THE EXERCISE:
Your task is to repeat, word for word, the line containing "Convert this document image to plain text." and all lines that follow it to the end of the material, and no other lines.

(Dataset items)
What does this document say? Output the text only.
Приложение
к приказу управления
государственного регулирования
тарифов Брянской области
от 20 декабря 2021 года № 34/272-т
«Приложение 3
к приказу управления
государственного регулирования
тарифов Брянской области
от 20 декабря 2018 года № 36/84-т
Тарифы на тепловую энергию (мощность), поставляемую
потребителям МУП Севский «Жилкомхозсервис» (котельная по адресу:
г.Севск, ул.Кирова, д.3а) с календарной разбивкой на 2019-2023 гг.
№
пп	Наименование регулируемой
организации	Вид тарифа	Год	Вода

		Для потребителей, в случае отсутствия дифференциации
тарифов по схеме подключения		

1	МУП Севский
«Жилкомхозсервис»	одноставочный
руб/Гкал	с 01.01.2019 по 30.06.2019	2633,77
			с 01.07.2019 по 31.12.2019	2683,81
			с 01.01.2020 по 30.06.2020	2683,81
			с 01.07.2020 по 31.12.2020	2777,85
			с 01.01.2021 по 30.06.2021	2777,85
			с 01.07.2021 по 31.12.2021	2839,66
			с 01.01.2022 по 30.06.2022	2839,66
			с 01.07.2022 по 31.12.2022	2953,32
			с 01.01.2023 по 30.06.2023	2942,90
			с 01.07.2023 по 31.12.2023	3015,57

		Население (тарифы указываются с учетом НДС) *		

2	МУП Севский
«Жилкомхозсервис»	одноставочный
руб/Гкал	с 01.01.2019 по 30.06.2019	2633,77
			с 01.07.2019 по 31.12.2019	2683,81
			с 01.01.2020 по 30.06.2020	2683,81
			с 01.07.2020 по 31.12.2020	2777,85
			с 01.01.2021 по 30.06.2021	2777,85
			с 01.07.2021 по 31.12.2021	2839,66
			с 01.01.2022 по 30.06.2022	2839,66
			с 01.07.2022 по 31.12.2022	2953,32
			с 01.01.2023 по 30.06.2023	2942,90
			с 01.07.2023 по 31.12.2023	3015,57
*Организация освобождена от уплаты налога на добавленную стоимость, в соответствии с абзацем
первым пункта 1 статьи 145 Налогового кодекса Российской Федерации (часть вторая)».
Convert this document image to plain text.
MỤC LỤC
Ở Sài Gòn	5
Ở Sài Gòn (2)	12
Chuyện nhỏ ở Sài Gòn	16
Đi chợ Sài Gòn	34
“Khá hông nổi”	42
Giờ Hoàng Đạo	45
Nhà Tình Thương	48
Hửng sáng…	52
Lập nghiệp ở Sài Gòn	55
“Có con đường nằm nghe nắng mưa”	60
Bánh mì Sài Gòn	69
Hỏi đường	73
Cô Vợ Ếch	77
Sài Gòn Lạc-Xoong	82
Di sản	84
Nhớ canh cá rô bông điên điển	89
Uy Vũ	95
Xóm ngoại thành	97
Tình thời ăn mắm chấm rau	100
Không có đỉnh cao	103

ANSWER TO THIS EXERCISE:
Convert this document image to plain text.
MỤC LỤC
Ở Sài Gòn	5
Ở Sài Gòn (2)	12
Chuyện nhỏ ở Sài Gòn	16
Đi chợ Sài Gòn	34
“Khá hông nổi”	42
Giờ Hoàng Đạo	45
Nhà Tình Thương	48
Hửng sáng…	52
Lập nghiệp ở Sài Gòn	55
“Có con đường nằm nghe nắng mưa”	60
Bánh mì Sài Gòn	69
Hỏi đường	73
Cô Vợ Ếch	77
Sài Gòn Lạc-Xoong	82
Di sản	84
Nhớ canh cá rô bông điên điển	89
Uy Vũ	95
Xóm ngoại thành	97
Tình thời ăn mắm chấm rau	100
Không có đỉnh cao	103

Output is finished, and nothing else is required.